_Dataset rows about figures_
——
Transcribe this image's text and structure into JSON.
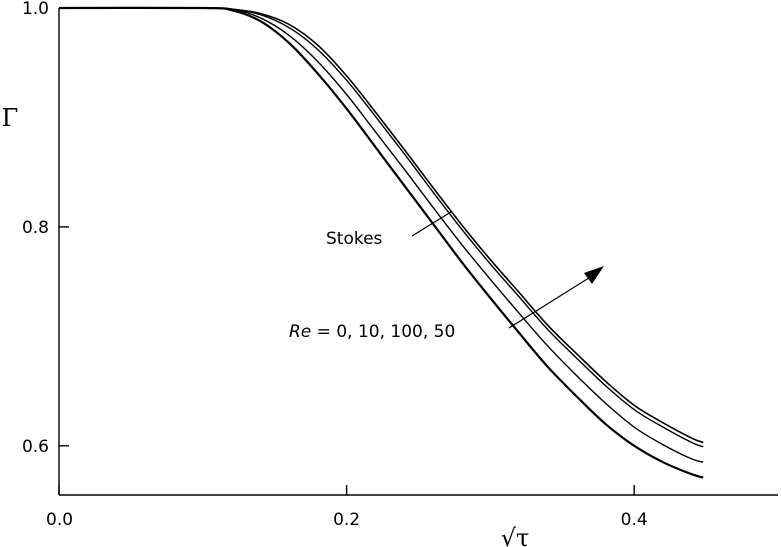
{
  "chart_data": {
    "type": "line",
    "title": "",
    "xlabel": "√τ",
    "ylabel": "Γ",
    "xlim": [
      0.0,
      0.5
    ],
    "ylim": [
      0.555,
      1.0
    ],
    "x_ticks": [
      0.0,
      0.2,
      0.4
    ],
    "x_tick_labels": [
      "0.0",
      "0.2",
      "0.4"
    ],
    "y_ticks": [
      0.6,
      0.8,
      1.0
    ],
    "y_tick_labels": [
      "0.6",
      "0.8",
      "1.0"
    ],
    "grid": false,
    "legend": "none",
    "x": [
      0.0,
      0.1,
      0.12,
      0.14,
      0.16,
      0.18,
      0.2,
      0.22,
      0.24,
      0.26,
      0.28,
      0.3,
      0.32,
      0.34,
      0.36,
      0.38,
      0.4,
      0.42,
      0.44,
      0.448
    ],
    "series": [
      {
        "values": [
          1.0,
          1.0,
          0.998,
          0.988,
          0.968,
          0.94,
          0.908,
          0.873,
          0.838,
          0.803,
          0.768,
          0.735,
          0.703,
          0.672,
          0.645,
          0.62,
          0.6,
          0.585,
          0.574,
          0.571
        ]
      },
      {
        "values": [
          1.0,
          1.0,
          0.999,
          0.991,
          0.975,
          0.951,
          0.921,
          0.887,
          0.853,
          0.818,
          0.784,
          0.752,
          0.721,
          0.691,
          0.664,
          0.639,
          0.617,
          0.601,
          0.588,
          0.585
        ]
      },
      {
        "values": [
          1.0,
          1.0,
          0.999,
          0.994,
          0.982,
          0.962,
          0.934,
          0.901,
          0.867,
          0.832,
          0.798,
          0.766,
          0.736,
          0.706,
          0.68,
          0.655,
          0.633,
          0.617,
          0.603,
          0.599
        ]
      },
      {
        "values": [
          1.0,
          1.0,
          0.999,
          0.995,
          0.985,
          0.966,
          0.938,
          0.905,
          0.871,
          0.836,
          0.802,
          0.77,
          0.74,
          0.71,
          0.684,
          0.659,
          0.637,
          0.621,
          0.607,
          0.603
        ]
      }
    ],
    "annotations": [
      {
        "label": "Stokes",
        "arrow": false
      },
      {
        "label_prefix": "Re",
        "label_rest": " = 0, 10, 100, 50",
        "arrow": true
      }
    ]
  }
}
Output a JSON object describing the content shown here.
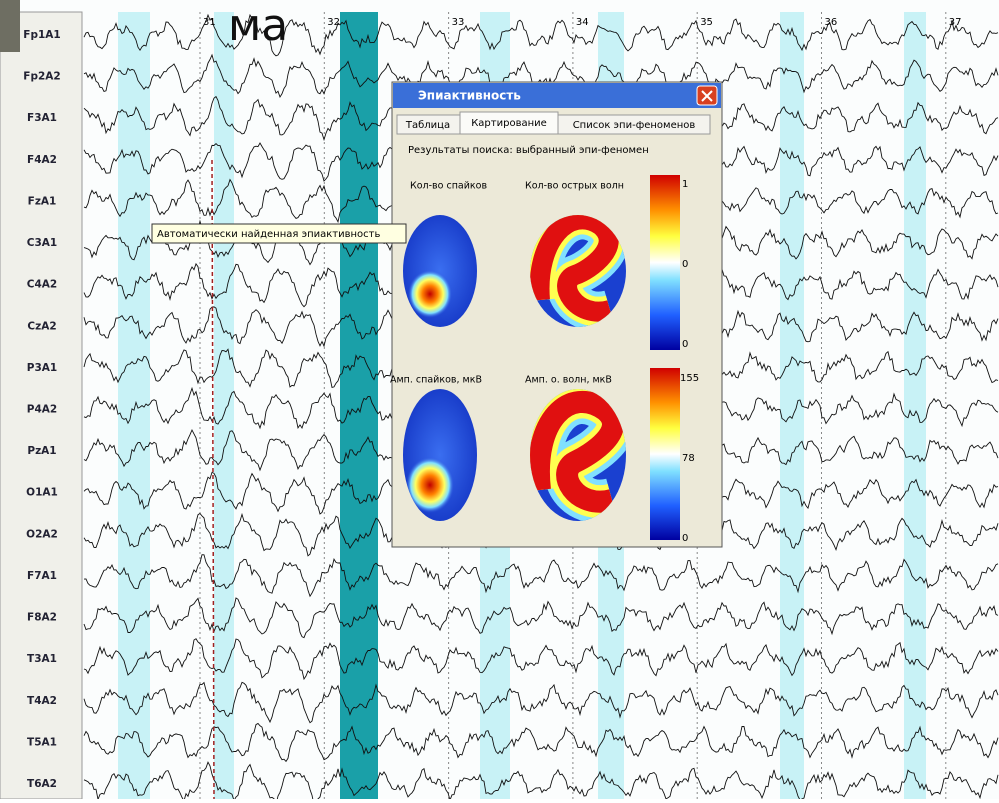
{
  "overlay_text": "ма",
  "channels": [
    "Fp1A1",
    "Fp2A2",
    "F3A1",
    "F4A2",
    "FzA1",
    "C3A1",
    "C4A2",
    "CzA2",
    "P3A1",
    "P4A2",
    "PzA1",
    "O1A1",
    "O2A2",
    "F7A1",
    "F8A2",
    "T3A1",
    "T4A2",
    "T5A1",
    "T6A2"
  ],
  "time_marks": [
    "31",
    "32",
    "33",
    "34",
    "35",
    "36",
    "37"
  ],
  "tooltip": "Автоматически найденная эпиактивность",
  "dialog": {
    "title": "Эпиактивность",
    "tabs": [
      "Таблица",
      "Картирование",
      "Список эпи-феноменов"
    ],
    "results_label": "Результаты поиска: выбранный эпи-феномен",
    "map_labels": [
      "Кол-во спайков",
      "Кол-во острых волн",
      "Амп. спайков, мкВ",
      "Амп. о. волн, мкВ"
    ],
    "scales": [
      {
        "top": "1",
        "mid": "0",
        "bottom": "0"
      },
      {
        "top": "155",
        "mid": "78",
        "bottom": "0"
      }
    ]
  }
}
——
_WORK TO BE COMPLETED_
Show, from the listing above, each line that contains the word "JSON".

_RESPONSE TO THE EXERCISE_
Transcribe this image's text and structure into JSON.
Output a JSON object describing the content shown here.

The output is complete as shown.